DIRECTIVE -> Write the data out again exactly, with no pictures.

RECORDS SUPPLIED ->
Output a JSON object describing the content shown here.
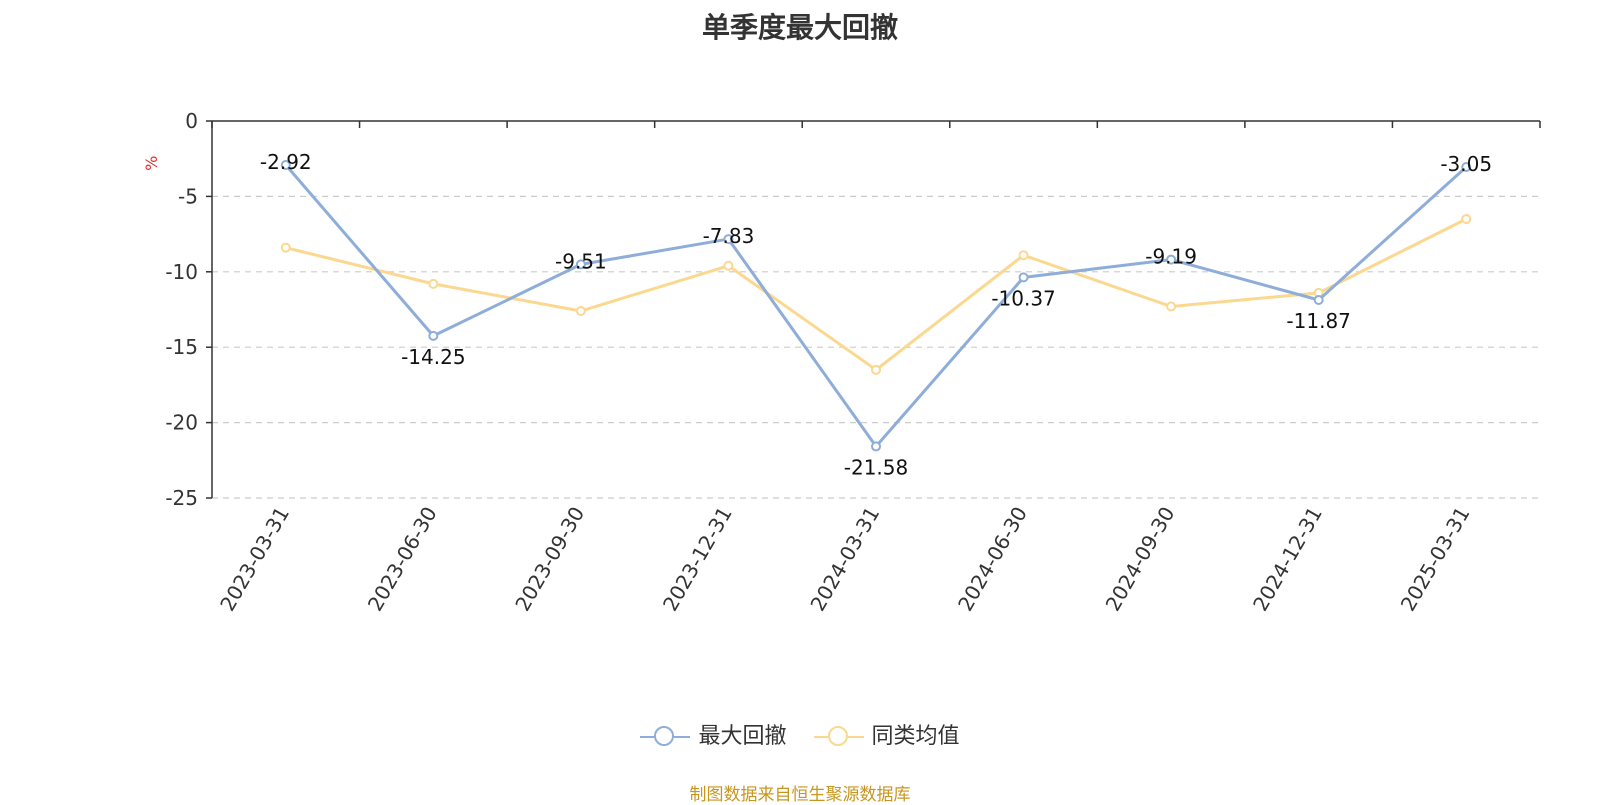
{
  "chart_data": {
    "type": "line",
    "title": "单季度最大回撤",
    "ylabel": "%",
    "xlabel": "",
    "categories": [
      "2023-03-31",
      "2023-06-30",
      "2023-09-30",
      "2023-12-31",
      "2024-03-31",
      "2024-06-30",
      "2024-09-30",
      "2024-12-31",
      "2025-03-31"
    ],
    "yticks": [
      "0",
      "-5",
      "-10",
      "-15",
      "-20",
      "-25"
    ],
    "ylim": [
      -25,
      0
    ],
    "grid": true,
    "legend_position": "bottom",
    "series": [
      {
        "name": "最大回撤",
        "color": "#8eadd9",
        "values": [
          -2.92,
          -14.25,
          -9.51,
          -7.83,
          -21.58,
          -10.37,
          -9.19,
          -11.87,
          -3.05
        ],
        "labels": [
          "-2.92",
          "-14.25",
          "-9.51",
          "-7.83",
          "-21.58",
          "-10.37",
          "-9.19",
          "-11.87",
          "-3.05"
        ]
      },
      {
        "name": "同类均值",
        "color": "#fbd88f",
        "values": [
          -8.4,
          -10.8,
          -12.6,
          -9.6,
          -16.5,
          -8.9,
          -12.3,
          -11.4,
          -6.5
        ]
      }
    ]
  },
  "source_note": "制图数据来自恒生聚源数据库"
}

ANSWER IN FULL ->
Output a JSON object describing the content shown here.
{
  "chart_data": {
    "type": "line",
    "title": "单季度最大回撤",
    "ylabel": "%",
    "xlabel": "",
    "categories": [
      "2023-03-31",
      "2023-06-30",
      "2023-09-30",
      "2023-12-31",
      "2024-03-31",
      "2024-06-30",
      "2024-09-30",
      "2024-12-31",
      "2025-03-31"
    ],
    "yticks": [
      "0",
      "-5",
      "-10",
      "-15",
      "-20",
      "-25"
    ],
    "ylim": [
      -25,
      0
    ],
    "grid": true,
    "legend_position": "bottom",
    "series": [
      {
        "name": "最大回撤",
        "color": "#8eadd9",
        "values": [
          -2.92,
          -14.25,
          -9.51,
          -7.83,
          -21.58,
          -10.37,
          -9.19,
          -11.87,
          -3.05
        ],
        "labels": [
          "-2.92",
          "-14.25",
          "-9.51",
          "-7.83",
          "-21.58",
          "-10.37",
          "-9.19",
          "-11.87",
          "-3.05"
        ]
      },
      {
        "name": "同类均值",
        "color": "#fbd88f",
        "values": [
          -8.4,
          -10.8,
          -12.6,
          -9.6,
          -16.5,
          -8.9,
          -12.3,
          -11.4,
          -6.5
        ]
      }
    ]
  },
  "source_note": "制图数据来自恒生聚源数据库"
}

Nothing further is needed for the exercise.